(Stored data)
--------------------------------------------------

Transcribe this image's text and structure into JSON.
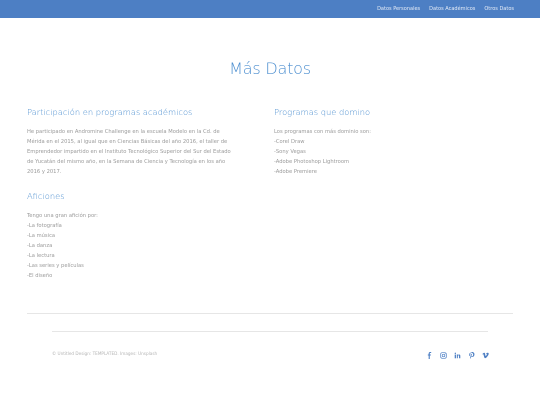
{
  "nav": {
    "links": [
      "Datos Personales",
      "Datos Académicos",
      "Otros Datos"
    ]
  },
  "page": {
    "title": "Más Datos"
  },
  "academic": {
    "title": "Participación en programas académicos",
    "lines": [
      "He participado en Andromine Challenge en la escuela Modelo en la Cd. de",
      "Mérida en el 2015, al igual que en Ciencias Básicas del año 2016, el taller de",
      "Emprendedor impartido en el Instituto Tecnológico Superior del Sur del Estado",
      "de Yucatán del mismo año, en la Semana de Ciencia y Tecnología en los año",
      "2016 y 2017."
    ]
  },
  "programs": {
    "title": "Programas que domino",
    "intro": "Los programas con más dominio son:",
    "items": [
      "-Corel Draw",
      "-Sony Vegas",
      "-Adobe Photoshop Lightroom",
      "-Adobe Premiere"
    ]
  },
  "hobbies": {
    "title": "Aficiones",
    "intro": "Tengo una gran afición por:",
    "items": [
      "-La fotografía",
      "-La música",
      "-La danza",
      "-La lectura",
      "-Las series y películas",
      "-El diseño"
    ]
  },
  "footer": {
    "copyright": "© Untitled Design: TEMPLATED. Images: Unsplash",
    "social": [
      "facebook-icon",
      "instagram-icon",
      "linkedin-icon",
      "pinterest-icon",
      "vimeo-icon"
    ],
    "icon_color": "#4d7fc4"
  },
  "colors": {
    "nav_bg": "#4d7fc4",
    "accent": "#4d8fd0",
    "text": "#9a9a9a"
  }
}
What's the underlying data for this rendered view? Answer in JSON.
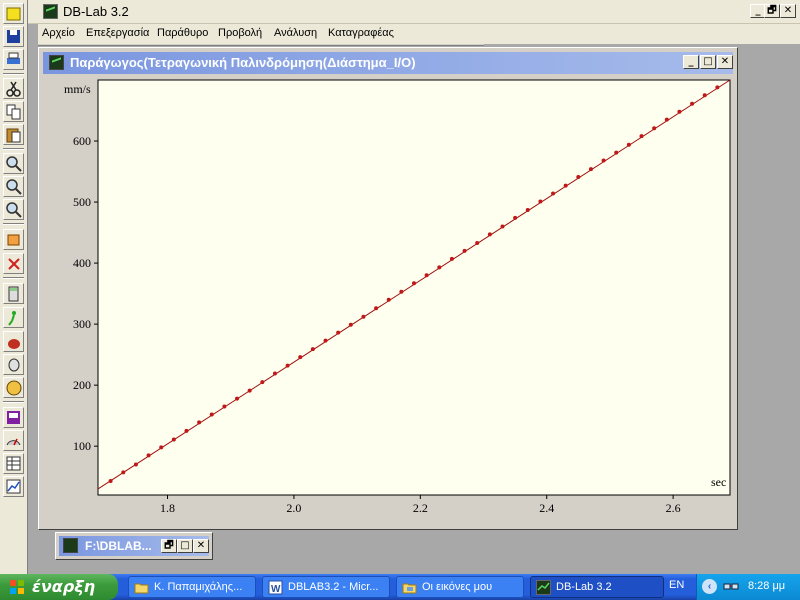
{
  "app": {
    "title": "DB-Lab 3.2",
    "controls": {
      "minimize": "_",
      "restore": "🗗",
      "close": "✕"
    }
  },
  "menu": [
    "Αρχείο",
    "Επεξεργασία",
    "Παράθυρο",
    "Προβολή",
    "Ανάλυση",
    "Καταγραφέας"
  ],
  "toolbar_icons": [
    "new-icon",
    "save-icon",
    "print-icon",
    "cut-icon",
    "copy-icon",
    "paste-icon",
    "zoom-in-icon",
    "zoom-out-icon",
    "zoom-fit-icon",
    "add-marker-icon",
    "delete-marker-icon",
    "calculator-icon",
    "run-icon",
    "sensor-icon",
    "probe-icon",
    "hand-icon",
    "data-icon",
    "gauge-icon",
    "table-icon",
    "graph-icon"
  ],
  "graph_window": {
    "title": "Παράγωγος(Τετραγωνική Παλινδρόμηση(Διάστημα_I/O)",
    "controls": {
      "minimize": "_",
      "maximize": "□",
      "close": "✕"
    }
  },
  "chart_data": {
    "type": "scatter",
    "xlabel": "sec",
    "ylabel": "mm/s",
    "xlim": [
      1.69,
      2.69
    ],
    "ylim": [
      20,
      700
    ],
    "x_ticks": [
      "1.8",
      "2.0",
      "2.2",
      "2.4",
      "2.6"
    ],
    "x_tick_values": [
      1.8,
      2.0,
      2.2,
      2.4,
      2.6
    ],
    "y_ticks": [
      "100",
      "200",
      "300",
      "400",
      "500",
      "600"
    ],
    "y_tick_values": [
      100,
      200,
      300,
      400,
      500,
      600
    ],
    "fit_line": {
      "x": [
        1.69,
        2.69
      ],
      "y": [
        30,
        700
      ]
    },
    "series": [
      {
        "marker_color": "#c01818",
        "line_color": "#a01010",
        "x": [
          1.71,
          1.73,
          1.75,
          1.77,
          1.79,
          1.81,
          1.83,
          1.85,
          1.87,
          1.89,
          1.91,
          1.93,
          1.95,
          1.97,
          1.99,
          2.01,
          2.03,
          2.05,
          2.07,
          2.09,
          2.11,
          2.13,
          2.15,
          2.17,
          2.19,
          2.21,
          2.23,
          2.25,
          2.27,
          2.29,
          2.31,
          2.33,
          2.35,
          2.37,
          2.39,
          2.41,
          2.43,
          2.45,
          2.47,
          2.49,
          2.51,
          2.53,
          2.55,
          2.57,
          2.59,
          2.61,
          2.63,
          2.65,
          2.67
        ],
        "y": [
          43,
          57,
          70,
          85,
          98,
          111,
          125,
          139,
          152,
          165,
          178,
          191,
          205,
          219,
          232,
          246,
          259,
          273,
          286,
          299,
          312,
          326,
          340,
          353,
          367,
          380,
          393,
          407,
          420,
          433,
          447,
          460,
          474,
          487,
          501,
          514,
          527,
          541,
          554,
          568,
          581,
          594,
          608,
          621,
          635,
          648,
          661,
          675,
          688
        ]
      }
    ]
  },
  "minimized_window": {
    "title": "F:\\DBLAB...",
    "controls": {
      "restore": "🗗",
      "maximize": "□",
      "close": "✕"
    }
  },
  "taskbar": {
    "start_label": "έναρξη",
    "buttons": [
      {
        "label": "Κ. Παπαμιχάλης...",
        "icon": "folder-icon",
        "active": false
      },
      {
        "label": "DBLAB3.2 - Micr...",
        "icon": "word-icon",
        "active": false
      },
      {
        "label": "Οι εικόνες μου",
        "icon": "pictures-folder-icon",
        "active": false
      },
      {
        "label": "DB-Lab 3.2",
        "icon": "dblab-icon",
        "active": true
      }
    ],
    "language": "EN",
    "clock": "8:28 μμ"
  }
}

--------------------------------------------------

Repeat the records above exactly, leaving out any pictures they contain.

Transcribe this image's text and structure into JSON.
{
  "nav": {
    "links": [
      "Datos Personales",
      "Datos Académicos",
      "Otros Datos"
    ]
  },
  "page": {
    "title": "Más Datos"
  },
  "academic": {
    "title": "Participación en programas académicos",
    "lines": [
      "He participado en Andromine Challenge en la escuela Modelo en la Cd. de",
      "Mérida en el 2015, al igual que en Ciencias Básicas del año 2016, el taller de",
      "Emprendedor impartido en el Instituto Tecnológico Superior del Sur del Estado",
      "de Yucatán del mismo año, en la Semana de Ciencia y Tecnología en los año",
      "2016 y 2017."
    ]
  },
  "programs": {
    "title": "Programas que domino",
    "intro": "Los programas con más dominio son:",
    "items": [
      "-Corel Draw",
      "-Sony Vegas",
      "-Adobe Photoshop Lightroom",
      "-Adobe Premiere"
    ]
  },
  "hobbies": {
    "title": "Aficiones",
    "intro": "Tengo una gran afición por:",
    "items": [
      "-La fotografía",
      "-La música",
      "-La danza",
      "-La lectura",
      "-Las series y películas",
      "-El diseño"
    ]
  },
  "footer": {
    "copyright": "© Untitled Design: TEMPLATED. Images: Unsplash",
    "social": [
      "facebook-icon",
      "instagram-icon",
      "linkedin-icon",
      "pinterest-icon",
      "vimeo-icon"
    ],
    "icon_color": "#4d7fc4"
  },
  "colors": {
    "nav_bg": "#4d7fc4",
    "accent": "#4d8fd0",
    "text": "#9a9a9a"
  }
}
What's the underlying data for this rendered view? Answer in JSON.
{
  "app": {
    "title": "DB-Lab 3.2",
    "controls": {
      "minimize": "_",
      "restore": "🗗",
      "close": "✕"
    }
  },
  "menu": [
    "Αρχείο",
    "Επεξεργασία",
    "Παράθυρο",
    "Προβολή",
    "Ανάλυση",
    "Καταγραφέας"
  ],
  "toolbar_icons": [
    "new-icon",
    "save-icon",
    "print-icon",
    "cut-icon",
    "copy-icon",
    "paste-icon",
    "zoom-in-icon",
    "zoom-out-icon",
    "zoom-fit-icon",
    "add-marker-icon",
    "delete-marker-icon",
    "calculator-icon",
    "run-icon",
    "sensor-icon",
    "probe-icon",
    "hand-icon",
    "data-icon",
    "gauge-icon",
    "table-icon",
    "graph-icon"
  ],
  "graph_window": {
    "title": "Παράγωγος(Τετραγωνική Παλινδρόμηση(Διάστημα_I/O)",
    "controls": {
      "minimize": "_",
      "maximize": "□",
      "close": "✕"
    }
  },
  "chart_data": {
    "type": "scatter",
    "xlabel": "sec",
    "ylabel": "mm/s",
    "xlim": [
      1.69,
      2.69
    ],
    "ylim": [
      20,
      700
    ],
    "x_ticks": [
      "1.8",
      "2.0",
      "2.2",
      "2.4",
      "2.6"
    ],
    "x_tick_values": [
      1.8,
      2.0,
      2.2,
      2.4,
      2.6
    ],
    "y_ticks": [
      "100",
      "200",
      "300",
      "400",
      "500",
      "600"
    ],
    "y_tick_values": [
      100,
      200,
      300,
      400,
      500,
      600
    ],
    "fit_line": {
      "x": [
        1.69,
        2.69
      ],
      "y": [
        30,
        700
      ]
    },
    "series": [
      {
        "marker_color": "#c01818",
        "line_color": "#a01010",
        "x": [
          1.71,
          1.73,
          1.75,
          1.77,
          1.79,
          1.81,
          1.83,
          1.85,
          1.87,
          1.89,
          1.91,
          1.93,
          1.95,
          1.97,
          1.99,
          2.01,
          2.03,
          2.05,
          2.07,
          2.09,
          2.11,
          2.13,
          2.15,
          2.17,
          2.19,
          2.21,
          2.23,
          2.25,
          2.27,
          2.29,
          2.31,
          2.33,
          2.35,
          2.37,
          2.39,
          2.41,
          2.43,
          2.45,
          2.47,
          2.49,
          2.51,
          2.53,
          2.55,
          2.57,
          2.59,
          2.61,
          2.63,
          2.65,
          2.67
        ],
        "y": [
          43,
          57,
          70,
          85,
          98,
          111,
          125,
          139,
          152,
          165,
          178,
          191,
          205,
          219,
          232,
          246,
          259,
          273,
          286,
          299,
          312,
          326,
          340,
          353,
          367,
          380,
          393,
          407,
          420,
          433,
          447,
          460,
          474,
          487,
          501,
          514,
          527,
          541,
          554,
          568,
          581,
          594,
          608,
          621,
          635,
          648,
          661,
          675,
          688
        ]
      }
    ]
  },
  "minimized_window": {
    "title": "F:\\DBLAB...",
    "controls": {
      "restore": "🗗",
      "maximize": "□",
      "close": "✕"
    }
  },
  "taskbar": {
    "start_label": "έναρξη",
    "buttons": [
      {
        "label": "Κ. Παπαμιχάλης...",
        "icon": "folder-icon",
        "active": false
      },
      {
        "label": "DBLAB3.2 - Micr...",
        "icon": "word-icon",
        "active": false
      },
      {
        "label": "Οι εικόνες μου",
        "icon": "pictures-folder-icon",
        "active": false
      },
      {
        "label": "DB-Lab 3.2",
        "icon": "dblab-icon",
        "active": true
      }
    ],
    "language": "EN",
    "clock": "8:28 μμ"
  }
}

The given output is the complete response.